DIRECTIVE:
Would you write out the entries below, every one of them, exactly?

RECORD SET:
··········

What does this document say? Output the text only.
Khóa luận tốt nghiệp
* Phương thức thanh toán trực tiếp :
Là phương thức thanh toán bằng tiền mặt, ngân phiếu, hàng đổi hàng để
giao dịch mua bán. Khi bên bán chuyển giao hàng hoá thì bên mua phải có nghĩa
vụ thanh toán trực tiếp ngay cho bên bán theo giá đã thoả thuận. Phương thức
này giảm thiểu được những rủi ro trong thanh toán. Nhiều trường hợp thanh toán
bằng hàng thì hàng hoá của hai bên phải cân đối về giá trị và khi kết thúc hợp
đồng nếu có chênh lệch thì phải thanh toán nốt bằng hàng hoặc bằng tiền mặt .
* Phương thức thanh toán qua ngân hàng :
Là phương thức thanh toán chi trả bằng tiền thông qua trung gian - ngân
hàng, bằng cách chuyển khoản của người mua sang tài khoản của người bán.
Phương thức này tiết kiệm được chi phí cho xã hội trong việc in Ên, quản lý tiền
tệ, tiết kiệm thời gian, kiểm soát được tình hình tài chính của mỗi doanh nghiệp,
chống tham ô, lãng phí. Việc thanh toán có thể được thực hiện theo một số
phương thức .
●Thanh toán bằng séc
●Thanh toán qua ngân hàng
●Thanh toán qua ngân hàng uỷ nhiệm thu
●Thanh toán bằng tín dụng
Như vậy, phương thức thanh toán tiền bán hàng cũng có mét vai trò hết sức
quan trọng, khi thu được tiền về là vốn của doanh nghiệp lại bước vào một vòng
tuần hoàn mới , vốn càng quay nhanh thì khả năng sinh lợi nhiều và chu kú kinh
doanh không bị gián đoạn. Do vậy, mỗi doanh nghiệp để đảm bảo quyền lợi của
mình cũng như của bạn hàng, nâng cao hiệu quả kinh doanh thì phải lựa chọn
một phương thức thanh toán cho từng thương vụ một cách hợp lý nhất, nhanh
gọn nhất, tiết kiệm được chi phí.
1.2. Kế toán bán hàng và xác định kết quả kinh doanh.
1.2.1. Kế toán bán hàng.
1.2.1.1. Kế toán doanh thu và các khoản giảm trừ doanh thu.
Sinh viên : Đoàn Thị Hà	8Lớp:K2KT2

··········

OUTPUT OF THE EXERCISE:
What does this document say? Output the text only.
Khóa luận tốt nghiệp
* Phương thức thanh toán trực tiếp :
Là phương thức thanh toán bằng tiền mặt, ngân phiếu, hàng đổi hàng để
giao dịch mua bán. Khi bên bán chuyển giao hàng hoá thì bên mua phải có nghĩa
vụ thanh toán trực tiếp ngay cho bên bán theo giá đã thoả thuận. Phương thức
này giảm thiểu được những rủi ro trong thanh toán. Nhiều trường hợp thanh toán
bằng hàng thì hàng hoá của hai bên phải cân đối về giá trị và khi kết thúc hợp
đồng nếu có chênh lệch thì phải thanh toán nốt bằng hàng hoặc bằng tiền mặt .
* Phương thức thanh toán qua ngân hàng :
Là phương thức thanh toán chi trả bằng tiền thông qua trung gian - ngân
hàng, bằng cách chuyển khoản của người mua sang tài khoản của người bán.
Phương thức này tiết kiệm được chi phí cho xã hội trong việc in Ên, quản lý tiền
tệ, tiết kiệm thời gian, kiểm soát được tình hình tài chính của mỗi doanh nghiệp,
chống tham ô, lãng phí. Việc thanh toán có thể được thực hiện theo một số
phương thức .
●Thanh toán bằng séc
●Thanh toán qua ngân hàng
●Thanh toán qua ngân hàng uỷ nhiệm thu
●Thanh toán bằng tín dụng
Như vậy, phương thức thanh toán tiền bán hàng cũng có mét vai trò hết sức
quan trọng, khi thu được tiền về là vốn của doanh nghiệp lại bước vào một vòng
tuần hoàn mới , vốn càng quay nhanh thì khả năng sinh lợi nhiều và chu kú kinh
doanh không bị gián đoạn. Do vậy, mỗi doanh nghiệp để đảm bảo quyền lợi của
mình cũng như của bạn hàng, nâng cao hiệu quả kinh doanh thì phải lựa chọn
một phương thức thanh toán cho từng thương vụ một cách hợp lý nhất, nhanh
gọn nhất, tiết kiệm được chi phí.
1.2. Kế toán bán hàng và xác định kết quả kinh doanh.
1.2.1. Kế toán bán hàng.
1.2.1.1. Kế toán doanh thu và các khoản giảm trừ doanh thu.
Sinh viên : Đoàn Thị Hà	8Lớp:K2KT2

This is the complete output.